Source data
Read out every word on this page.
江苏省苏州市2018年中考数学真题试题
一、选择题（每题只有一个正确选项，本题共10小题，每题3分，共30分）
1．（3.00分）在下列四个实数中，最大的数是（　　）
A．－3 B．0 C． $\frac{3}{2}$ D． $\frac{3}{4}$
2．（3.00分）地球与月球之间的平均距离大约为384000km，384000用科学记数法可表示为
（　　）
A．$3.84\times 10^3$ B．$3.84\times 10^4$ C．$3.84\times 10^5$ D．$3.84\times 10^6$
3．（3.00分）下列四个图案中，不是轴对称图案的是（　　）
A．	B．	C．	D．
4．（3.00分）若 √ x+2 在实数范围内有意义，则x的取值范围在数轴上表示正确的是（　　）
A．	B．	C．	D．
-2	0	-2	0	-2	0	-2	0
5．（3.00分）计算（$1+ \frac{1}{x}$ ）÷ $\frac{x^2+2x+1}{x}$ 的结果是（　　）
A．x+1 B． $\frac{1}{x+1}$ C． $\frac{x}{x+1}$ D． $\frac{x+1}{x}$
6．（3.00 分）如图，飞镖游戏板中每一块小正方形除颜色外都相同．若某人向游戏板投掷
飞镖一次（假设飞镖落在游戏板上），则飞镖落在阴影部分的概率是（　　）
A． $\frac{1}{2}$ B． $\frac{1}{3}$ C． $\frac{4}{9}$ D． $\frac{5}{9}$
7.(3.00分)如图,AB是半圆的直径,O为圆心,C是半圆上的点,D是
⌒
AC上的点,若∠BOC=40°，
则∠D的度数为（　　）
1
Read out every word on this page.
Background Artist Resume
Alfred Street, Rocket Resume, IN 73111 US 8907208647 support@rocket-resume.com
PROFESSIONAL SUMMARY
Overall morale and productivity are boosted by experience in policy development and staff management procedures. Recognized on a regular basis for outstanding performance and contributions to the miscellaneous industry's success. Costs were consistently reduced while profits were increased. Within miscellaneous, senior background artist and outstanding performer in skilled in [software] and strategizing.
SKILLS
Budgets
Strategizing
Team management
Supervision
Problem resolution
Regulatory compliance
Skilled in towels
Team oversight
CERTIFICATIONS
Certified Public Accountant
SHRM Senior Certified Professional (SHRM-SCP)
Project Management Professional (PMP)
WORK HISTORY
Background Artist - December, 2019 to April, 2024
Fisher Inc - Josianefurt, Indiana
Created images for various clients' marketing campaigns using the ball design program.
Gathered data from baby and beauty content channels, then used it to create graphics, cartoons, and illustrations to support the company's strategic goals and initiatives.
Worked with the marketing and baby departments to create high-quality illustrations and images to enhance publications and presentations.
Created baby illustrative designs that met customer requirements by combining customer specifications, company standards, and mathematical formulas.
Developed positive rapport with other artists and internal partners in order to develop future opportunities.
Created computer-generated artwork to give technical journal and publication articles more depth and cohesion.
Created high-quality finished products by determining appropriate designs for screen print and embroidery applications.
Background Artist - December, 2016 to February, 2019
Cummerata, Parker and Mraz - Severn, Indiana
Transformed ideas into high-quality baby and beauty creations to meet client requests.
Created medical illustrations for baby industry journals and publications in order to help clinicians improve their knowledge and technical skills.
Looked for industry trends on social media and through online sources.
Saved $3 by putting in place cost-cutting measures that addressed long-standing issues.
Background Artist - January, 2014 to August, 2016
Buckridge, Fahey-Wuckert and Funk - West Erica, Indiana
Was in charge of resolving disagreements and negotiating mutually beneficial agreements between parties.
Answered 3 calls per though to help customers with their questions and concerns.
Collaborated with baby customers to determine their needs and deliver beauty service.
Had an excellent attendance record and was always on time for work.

* [WHAT TO WORK ON]:
Identify the lines above with the word "Certified". Copy them.

* [RESPONSE TO THIS TASK]:
Certified Public Accountant
SHRM Senior Certified Professional (SHRM-SCP)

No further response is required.